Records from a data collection
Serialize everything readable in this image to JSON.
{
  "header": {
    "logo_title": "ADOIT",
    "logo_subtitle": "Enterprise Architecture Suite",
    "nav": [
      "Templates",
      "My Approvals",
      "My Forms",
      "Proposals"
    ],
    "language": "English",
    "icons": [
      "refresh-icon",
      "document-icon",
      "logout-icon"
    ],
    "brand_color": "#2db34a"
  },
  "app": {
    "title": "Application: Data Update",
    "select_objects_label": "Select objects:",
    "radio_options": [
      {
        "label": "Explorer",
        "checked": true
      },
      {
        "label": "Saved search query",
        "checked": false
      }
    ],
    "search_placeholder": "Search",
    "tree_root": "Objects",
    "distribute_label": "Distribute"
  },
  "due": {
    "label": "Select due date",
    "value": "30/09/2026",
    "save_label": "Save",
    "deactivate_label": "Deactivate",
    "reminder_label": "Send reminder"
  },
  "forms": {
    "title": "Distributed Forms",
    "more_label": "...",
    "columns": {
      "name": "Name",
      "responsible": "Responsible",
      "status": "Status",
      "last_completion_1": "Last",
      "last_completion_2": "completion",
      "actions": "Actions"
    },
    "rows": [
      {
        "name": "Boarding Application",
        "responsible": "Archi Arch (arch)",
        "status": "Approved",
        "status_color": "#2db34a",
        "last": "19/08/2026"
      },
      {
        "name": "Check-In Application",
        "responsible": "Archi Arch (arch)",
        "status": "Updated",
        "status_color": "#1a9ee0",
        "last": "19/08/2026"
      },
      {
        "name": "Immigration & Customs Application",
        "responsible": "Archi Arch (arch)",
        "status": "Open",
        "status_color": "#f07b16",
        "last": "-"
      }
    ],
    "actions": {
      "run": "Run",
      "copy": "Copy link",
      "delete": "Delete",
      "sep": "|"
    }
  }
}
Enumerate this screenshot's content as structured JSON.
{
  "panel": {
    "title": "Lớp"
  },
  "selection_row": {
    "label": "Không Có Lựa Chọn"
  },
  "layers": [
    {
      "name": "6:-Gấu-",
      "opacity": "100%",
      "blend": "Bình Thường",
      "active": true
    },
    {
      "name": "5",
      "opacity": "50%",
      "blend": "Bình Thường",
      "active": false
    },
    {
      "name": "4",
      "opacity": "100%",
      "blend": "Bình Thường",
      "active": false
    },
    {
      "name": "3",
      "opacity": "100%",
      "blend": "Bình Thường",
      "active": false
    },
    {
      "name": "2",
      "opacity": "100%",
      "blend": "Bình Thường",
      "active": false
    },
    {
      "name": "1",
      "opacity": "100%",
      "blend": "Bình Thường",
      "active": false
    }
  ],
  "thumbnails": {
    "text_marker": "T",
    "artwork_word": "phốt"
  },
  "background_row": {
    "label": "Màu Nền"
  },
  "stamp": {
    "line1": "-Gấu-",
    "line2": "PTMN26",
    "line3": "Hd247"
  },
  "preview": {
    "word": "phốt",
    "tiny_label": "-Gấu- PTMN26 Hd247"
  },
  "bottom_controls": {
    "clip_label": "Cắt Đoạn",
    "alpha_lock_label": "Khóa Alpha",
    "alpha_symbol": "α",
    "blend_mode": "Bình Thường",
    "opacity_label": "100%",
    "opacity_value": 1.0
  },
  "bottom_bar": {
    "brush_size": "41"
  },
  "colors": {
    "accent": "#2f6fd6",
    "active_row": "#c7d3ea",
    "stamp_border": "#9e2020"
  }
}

WHAT IS ASKED -
Retype each record exactly, leaving nothing out.

OUTPUT BELOW -
Serialize everything readable in this image to JSON.
{
  "header": {
    "logo_title": "ADOIT",
    "logo_subtitle": "Enterprise Architecture Suite",
    "nav": [
      "Templates",
      "My Approvals",
      "My Forms",
      "Proposals"
    ],
    "language": "English",
    "icons": [
      "refresh-icon",
      "document-icon",
      "logout-icon"
    ],
    "brand_color": "#2db34a"
  },
  "app": {
    "title": "Application: Data Update",
    "select_objects_label": "Select objects:",
    "radio_options": [
      {
        "label": "Explorer",
        "checked": true
      },
      {
        "label": "Saved search query",
        "checked": false
      }
    ],
    "search_placeholder": "Search",
    "tree_root": "Objects",
    "distribute_label": "Distribute"
  },
  "due": {
    "label": "Select due date",
    "value": "30/09/2026",
    "save_label": "Save",
    "deactivate_label": "Deactivate",
    "reminder_label": "Send reminder"
  },
  "forms": {
    "title": "Distributed Forms",
    "more_label": "...",
    "columns": {
      "name": "Name",
      "responsible": "Responsible",
      "status": "Status",
      "last_completion_1": "Last",
      "last_completion_2": "completion",
      "actions": "Actions"
    },
    "rows": [
      {
        "name": "Boarding Application",
        "responsible": "Archi Arch (arch)",
        "status": "Approved",
        "status_color": "#2db34a",
        "last": "19/08/2026"
      },
      {
        "name": "Check-In Application",
        "responsible": "Archi Arch (arch)",
        "status": "Updated",
        "status_color": "#1a9ee0",
        "last": "19/08/2026"
      },
      {
        "name": "Immigration & Customs Application",
        "responsible": "Archi Arch (arch)",
        "status": "Open",
        "status_color": "#f07b16",
        "last": "-"
      }
    ],
    "actions": {
      "run": "Run",
      "copy": "Copy link",
      "delete": "Delete",
      "sep": "|"
    }
  }
}
Enumerate this screenshot's content as structured JSON.
{
  "panel": {
    "title": "Lớp"
  },
  "selection_row": {
    "label": "Không Có Lựa Chọn"
  },
  "layers": [
    {
      "name": "6:-Gấu-",
      "opacity": "100%",
      "blend": "Bình Thường",
      "active": true
    },
    {
      "name": "5",
      "opacity": "50%",
      "blend": "Bình Thường",
      "active": false
    },
    {
      "name": "4",
      "opacity": "100%",
      "blend": "Bình Thường",
      "active": false
    },
    {
      "name": "3",
      "opacity": "100%",
      "blend": "Bình Thường",
      "active": false
    },
    {
      "name": "2",
      "opacity": "100%",
      "blend": "Bình Thường",
      "active": false
    },
    {
      "name": "1",
      "opacity": "100%",
      "blend": "Bình Thường",
      "active": false
    }
  ],
  "thumbnails": {
    "text_marker": "T",
    "artwork_word": "phốt"
  },
  "background_row": {
    "label": "Màu Nền"
  },
  "stamp": {
    "line1": "-Gấu-",
    "line2": "PTMN26",
    "line3": "Hd247"
  },
  "preview": {
    "word": "phốt",
    "tiny_label": "-Gấu- PTMN26 Hd247"
  },
  "bottom_controls": {
    "clip_label": "Cắt Đoạn",
    "alpha_lock_label": "Khóa Alpha",
    "alpha_symbol": "α",
    "blend_mode": "Bình Thường",
    "opacity_label": "100%",
    "opacity_value": 1.0
  },
  "bottom_bar": {
    "brush_size": "41"
  },
  "colors": {
    "accent": "#2f6fd6",
    "active_row": "#c7d3ea",
    "stamp_border": "#9e2020"
  }
}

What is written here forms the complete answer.